■ **Data for processing**
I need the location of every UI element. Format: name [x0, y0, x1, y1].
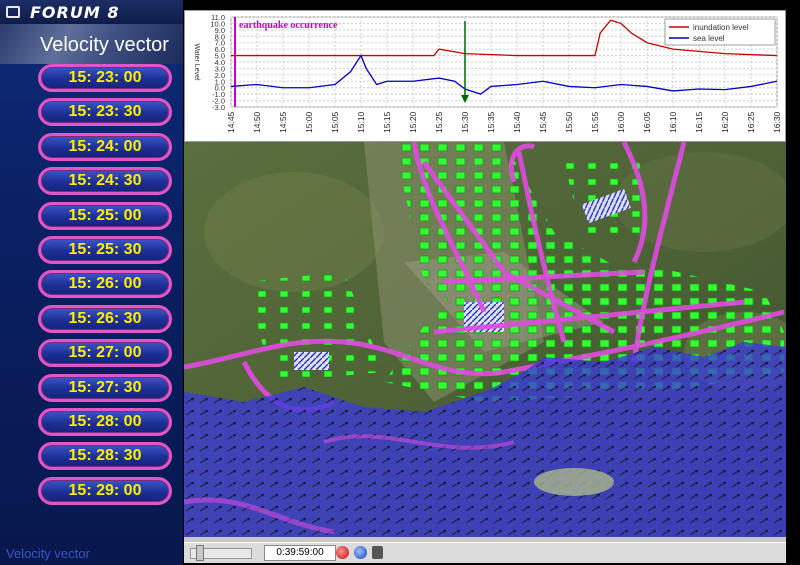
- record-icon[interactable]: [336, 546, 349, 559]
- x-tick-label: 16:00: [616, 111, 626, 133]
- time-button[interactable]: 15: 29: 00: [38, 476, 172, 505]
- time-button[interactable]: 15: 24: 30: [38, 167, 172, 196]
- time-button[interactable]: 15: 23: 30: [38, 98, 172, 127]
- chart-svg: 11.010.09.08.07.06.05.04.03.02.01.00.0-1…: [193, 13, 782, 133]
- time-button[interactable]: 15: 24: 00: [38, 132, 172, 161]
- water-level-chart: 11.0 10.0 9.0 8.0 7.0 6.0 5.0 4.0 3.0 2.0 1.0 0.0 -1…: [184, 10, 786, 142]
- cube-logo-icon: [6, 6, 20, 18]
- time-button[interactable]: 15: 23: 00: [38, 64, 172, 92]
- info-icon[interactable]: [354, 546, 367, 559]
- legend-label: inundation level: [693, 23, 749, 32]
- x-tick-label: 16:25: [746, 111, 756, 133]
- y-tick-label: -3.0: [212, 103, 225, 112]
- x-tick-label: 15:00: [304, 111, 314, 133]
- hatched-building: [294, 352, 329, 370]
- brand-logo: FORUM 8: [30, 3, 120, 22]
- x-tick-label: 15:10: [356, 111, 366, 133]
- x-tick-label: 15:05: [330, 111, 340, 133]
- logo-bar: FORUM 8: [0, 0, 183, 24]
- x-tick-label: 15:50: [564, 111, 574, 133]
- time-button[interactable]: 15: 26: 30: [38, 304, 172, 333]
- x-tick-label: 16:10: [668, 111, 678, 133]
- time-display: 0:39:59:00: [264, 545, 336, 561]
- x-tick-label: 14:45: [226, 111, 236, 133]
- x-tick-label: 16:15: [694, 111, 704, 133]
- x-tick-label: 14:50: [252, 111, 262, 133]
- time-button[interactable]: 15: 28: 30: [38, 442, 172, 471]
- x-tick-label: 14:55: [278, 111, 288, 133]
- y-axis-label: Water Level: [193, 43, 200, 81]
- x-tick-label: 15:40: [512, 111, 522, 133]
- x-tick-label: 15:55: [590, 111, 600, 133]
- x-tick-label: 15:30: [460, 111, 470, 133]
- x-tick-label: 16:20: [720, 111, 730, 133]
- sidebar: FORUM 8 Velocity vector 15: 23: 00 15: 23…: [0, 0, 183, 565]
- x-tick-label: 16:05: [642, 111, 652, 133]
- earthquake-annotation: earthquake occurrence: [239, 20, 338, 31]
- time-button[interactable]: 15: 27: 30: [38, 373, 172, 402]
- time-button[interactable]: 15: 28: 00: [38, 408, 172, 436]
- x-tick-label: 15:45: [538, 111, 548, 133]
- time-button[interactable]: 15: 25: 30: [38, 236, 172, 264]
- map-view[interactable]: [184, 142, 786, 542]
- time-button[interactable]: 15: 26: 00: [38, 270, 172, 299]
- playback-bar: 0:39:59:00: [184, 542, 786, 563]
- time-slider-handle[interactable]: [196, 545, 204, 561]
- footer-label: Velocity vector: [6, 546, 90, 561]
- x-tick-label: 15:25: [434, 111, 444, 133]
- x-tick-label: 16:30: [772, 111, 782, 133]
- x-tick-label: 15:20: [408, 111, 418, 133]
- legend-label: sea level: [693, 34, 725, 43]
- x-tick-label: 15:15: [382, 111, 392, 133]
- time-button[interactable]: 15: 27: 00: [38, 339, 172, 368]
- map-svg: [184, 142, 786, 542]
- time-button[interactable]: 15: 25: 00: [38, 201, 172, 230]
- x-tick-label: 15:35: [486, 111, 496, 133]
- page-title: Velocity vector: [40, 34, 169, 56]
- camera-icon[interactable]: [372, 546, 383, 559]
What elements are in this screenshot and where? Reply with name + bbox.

■ **To be done**
Copy out the lines, beginning with the line that contains "- record-icon[interactable]: [336, 546, 349, 559]" and continuing through the line that contains "- logo-bar: FORUM 8: [0, 0, 183, 24]", keeping each one unchanged.

■ **Task result**
- record-icon[interactable]: [336, 546, 349, 559]
- x-tick-label: 16:00: [616, 111, 626, 133]
- time-button[interactable]: 15: 29: 00: [38, 476, 172, 505]
- time-button[interactable]: 15: 24: 30: [38, 167, 172, 196]
- time-button[interactable]: 15: 23: 30: [38, 98, 172, 127]
- chart-svg: 11.010.09.08.07.06.05.04.03.02.01.00.0-1…: [193, 13, 782, 133]
- time-button[interactable]: 15: 24: 00: [38, 132, 172, 161]
- water-level-chart: 11.0 10.0 9.0 8.0 7.0 6.0 5.0 4.0 3.0 2.0 1.0 0.0 -1…: [184, 10, 786, 142]
- cube-logo-icon: [6, 6, 20, 18]
- time-button[interactable]: 15: 23: 00: [38, 64, 172, 92]
- info-icon[interactable]: [354, 546, 367, 559]
- legend-label: inundation level: [693, 23, 749, 32]
- x-tick-label: 16:25: [746, 111, 756, 133]
- y-tick-label: -3.0: [212, 103, 225, 112]
- x-tick-label: 15:00: [304, 111, 314, 133]
- hatched-building: [294, 352, 329, 370]
- brand-logo: FORUM 8: [30, 3, 120, 22]
- x-tick-label: 15:10: [356, 111, 366, 133]
- x-tick-label: 15:05: [330, 111, 340, 133]
- logo-bar: FORUM 8: [0, 0, 183, 24]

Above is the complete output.